Written task
Please find all lines in the data that hold the string "object" and copy them.

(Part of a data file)
________________________
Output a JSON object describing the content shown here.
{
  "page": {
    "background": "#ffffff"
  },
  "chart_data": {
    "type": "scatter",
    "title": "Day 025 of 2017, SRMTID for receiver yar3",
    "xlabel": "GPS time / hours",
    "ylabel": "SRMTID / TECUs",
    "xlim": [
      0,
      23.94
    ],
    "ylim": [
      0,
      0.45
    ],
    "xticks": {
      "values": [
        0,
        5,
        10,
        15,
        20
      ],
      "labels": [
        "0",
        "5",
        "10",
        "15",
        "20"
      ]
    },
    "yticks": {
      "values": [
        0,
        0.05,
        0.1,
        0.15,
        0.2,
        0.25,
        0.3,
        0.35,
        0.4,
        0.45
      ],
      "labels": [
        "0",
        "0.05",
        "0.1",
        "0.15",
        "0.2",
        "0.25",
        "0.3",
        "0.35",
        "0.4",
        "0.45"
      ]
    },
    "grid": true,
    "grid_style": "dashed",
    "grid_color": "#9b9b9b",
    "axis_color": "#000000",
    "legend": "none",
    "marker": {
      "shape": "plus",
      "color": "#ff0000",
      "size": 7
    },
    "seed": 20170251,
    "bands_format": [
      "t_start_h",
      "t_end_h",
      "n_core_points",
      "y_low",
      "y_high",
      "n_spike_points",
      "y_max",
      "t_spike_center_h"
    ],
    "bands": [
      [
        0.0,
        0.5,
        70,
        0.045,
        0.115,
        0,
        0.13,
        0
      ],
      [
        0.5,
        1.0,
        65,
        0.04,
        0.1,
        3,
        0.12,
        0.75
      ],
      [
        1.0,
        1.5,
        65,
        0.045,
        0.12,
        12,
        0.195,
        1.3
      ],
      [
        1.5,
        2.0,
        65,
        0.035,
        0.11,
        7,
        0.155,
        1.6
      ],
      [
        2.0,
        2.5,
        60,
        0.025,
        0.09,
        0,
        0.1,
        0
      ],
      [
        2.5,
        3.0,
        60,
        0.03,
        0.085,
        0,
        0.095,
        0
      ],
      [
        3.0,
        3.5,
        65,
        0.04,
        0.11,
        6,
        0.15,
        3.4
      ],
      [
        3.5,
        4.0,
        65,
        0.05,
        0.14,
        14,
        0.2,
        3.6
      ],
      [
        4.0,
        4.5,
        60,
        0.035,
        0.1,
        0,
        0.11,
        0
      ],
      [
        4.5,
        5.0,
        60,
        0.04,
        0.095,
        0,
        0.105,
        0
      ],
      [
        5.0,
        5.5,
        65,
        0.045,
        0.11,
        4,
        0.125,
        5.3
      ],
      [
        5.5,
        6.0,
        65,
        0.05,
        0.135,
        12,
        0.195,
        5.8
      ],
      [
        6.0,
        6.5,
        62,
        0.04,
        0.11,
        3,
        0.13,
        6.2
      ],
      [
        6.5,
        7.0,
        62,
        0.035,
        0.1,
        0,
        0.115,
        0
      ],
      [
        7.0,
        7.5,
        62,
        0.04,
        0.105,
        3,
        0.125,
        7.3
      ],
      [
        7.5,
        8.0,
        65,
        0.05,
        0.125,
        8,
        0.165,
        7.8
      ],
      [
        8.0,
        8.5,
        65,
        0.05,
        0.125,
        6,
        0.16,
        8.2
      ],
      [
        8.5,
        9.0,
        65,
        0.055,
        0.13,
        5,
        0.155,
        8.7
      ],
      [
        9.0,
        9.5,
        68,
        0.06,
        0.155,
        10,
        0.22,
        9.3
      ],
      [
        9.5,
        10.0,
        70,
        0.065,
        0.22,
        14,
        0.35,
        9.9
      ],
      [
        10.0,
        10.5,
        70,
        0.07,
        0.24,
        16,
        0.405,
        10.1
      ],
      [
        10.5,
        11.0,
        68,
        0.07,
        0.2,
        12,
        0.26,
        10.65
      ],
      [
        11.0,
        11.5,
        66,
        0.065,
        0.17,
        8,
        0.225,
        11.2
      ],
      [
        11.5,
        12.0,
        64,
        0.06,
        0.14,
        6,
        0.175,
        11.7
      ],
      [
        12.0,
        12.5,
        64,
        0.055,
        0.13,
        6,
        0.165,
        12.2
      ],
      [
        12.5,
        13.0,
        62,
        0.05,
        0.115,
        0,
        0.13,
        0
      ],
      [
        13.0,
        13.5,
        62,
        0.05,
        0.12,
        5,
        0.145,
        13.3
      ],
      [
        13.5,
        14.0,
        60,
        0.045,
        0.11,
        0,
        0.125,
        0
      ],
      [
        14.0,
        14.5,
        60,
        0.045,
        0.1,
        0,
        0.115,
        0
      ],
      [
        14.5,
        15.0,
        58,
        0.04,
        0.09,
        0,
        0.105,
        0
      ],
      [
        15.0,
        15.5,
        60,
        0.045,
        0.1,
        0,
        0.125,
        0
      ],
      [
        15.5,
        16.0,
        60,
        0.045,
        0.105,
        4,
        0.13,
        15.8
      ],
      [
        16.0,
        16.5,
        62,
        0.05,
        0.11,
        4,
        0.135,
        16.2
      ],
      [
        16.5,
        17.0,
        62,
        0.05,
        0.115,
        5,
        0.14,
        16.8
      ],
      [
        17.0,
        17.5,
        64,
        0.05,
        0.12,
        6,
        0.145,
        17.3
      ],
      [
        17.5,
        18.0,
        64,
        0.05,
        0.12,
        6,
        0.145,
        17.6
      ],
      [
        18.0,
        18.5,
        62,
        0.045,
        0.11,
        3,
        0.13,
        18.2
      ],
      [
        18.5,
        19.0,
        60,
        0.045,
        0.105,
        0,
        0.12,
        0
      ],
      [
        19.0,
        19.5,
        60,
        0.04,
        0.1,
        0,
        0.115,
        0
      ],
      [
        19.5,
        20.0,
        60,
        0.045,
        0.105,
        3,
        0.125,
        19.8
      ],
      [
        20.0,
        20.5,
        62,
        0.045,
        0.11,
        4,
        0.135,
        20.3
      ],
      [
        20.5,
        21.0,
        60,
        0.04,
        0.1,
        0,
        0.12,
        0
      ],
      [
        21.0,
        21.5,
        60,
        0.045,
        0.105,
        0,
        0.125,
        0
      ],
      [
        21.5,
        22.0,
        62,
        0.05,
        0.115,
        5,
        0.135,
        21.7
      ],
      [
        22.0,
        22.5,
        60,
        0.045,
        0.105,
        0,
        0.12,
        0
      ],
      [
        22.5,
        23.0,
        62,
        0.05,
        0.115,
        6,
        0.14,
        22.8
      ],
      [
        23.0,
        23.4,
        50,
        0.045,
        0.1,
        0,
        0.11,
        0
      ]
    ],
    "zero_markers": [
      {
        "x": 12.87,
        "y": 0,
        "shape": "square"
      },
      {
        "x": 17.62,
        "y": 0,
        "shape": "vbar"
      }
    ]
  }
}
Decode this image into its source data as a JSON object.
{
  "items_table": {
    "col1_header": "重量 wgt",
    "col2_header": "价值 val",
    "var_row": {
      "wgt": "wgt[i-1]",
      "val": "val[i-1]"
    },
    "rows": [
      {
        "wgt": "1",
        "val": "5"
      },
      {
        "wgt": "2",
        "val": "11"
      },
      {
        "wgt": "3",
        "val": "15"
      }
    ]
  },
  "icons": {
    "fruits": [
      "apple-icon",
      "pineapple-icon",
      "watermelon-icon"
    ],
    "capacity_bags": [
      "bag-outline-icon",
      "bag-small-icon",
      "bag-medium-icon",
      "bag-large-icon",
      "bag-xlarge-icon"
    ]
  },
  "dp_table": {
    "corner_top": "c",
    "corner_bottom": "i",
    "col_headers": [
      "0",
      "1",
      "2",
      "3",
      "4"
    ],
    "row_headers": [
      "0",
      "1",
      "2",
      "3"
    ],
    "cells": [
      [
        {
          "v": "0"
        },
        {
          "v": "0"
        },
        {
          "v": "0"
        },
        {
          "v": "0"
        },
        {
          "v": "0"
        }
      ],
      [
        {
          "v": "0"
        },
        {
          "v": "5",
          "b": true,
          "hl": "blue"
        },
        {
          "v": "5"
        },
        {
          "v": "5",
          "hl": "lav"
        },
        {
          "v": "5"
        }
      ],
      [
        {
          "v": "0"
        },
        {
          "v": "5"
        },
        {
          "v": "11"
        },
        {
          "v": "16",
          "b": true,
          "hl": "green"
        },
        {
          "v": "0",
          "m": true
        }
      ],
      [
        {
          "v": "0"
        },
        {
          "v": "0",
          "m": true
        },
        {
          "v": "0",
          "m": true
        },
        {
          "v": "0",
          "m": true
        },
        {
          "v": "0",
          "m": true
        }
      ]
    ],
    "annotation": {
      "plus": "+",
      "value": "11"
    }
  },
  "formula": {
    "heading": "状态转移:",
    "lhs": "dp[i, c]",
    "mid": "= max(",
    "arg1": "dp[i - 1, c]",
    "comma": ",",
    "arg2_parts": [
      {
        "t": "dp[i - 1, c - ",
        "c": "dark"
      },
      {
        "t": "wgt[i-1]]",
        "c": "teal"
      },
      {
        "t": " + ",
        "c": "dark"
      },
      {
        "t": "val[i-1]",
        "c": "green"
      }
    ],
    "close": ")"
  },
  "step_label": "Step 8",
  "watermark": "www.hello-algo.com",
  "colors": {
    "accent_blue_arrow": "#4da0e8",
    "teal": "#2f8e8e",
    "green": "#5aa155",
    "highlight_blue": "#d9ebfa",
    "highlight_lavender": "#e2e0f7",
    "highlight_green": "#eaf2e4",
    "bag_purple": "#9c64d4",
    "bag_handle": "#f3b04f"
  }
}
________________________
Output for this exercise
Output a JSON object describing the content shown here.
Decode this image into its source data as a JSON object.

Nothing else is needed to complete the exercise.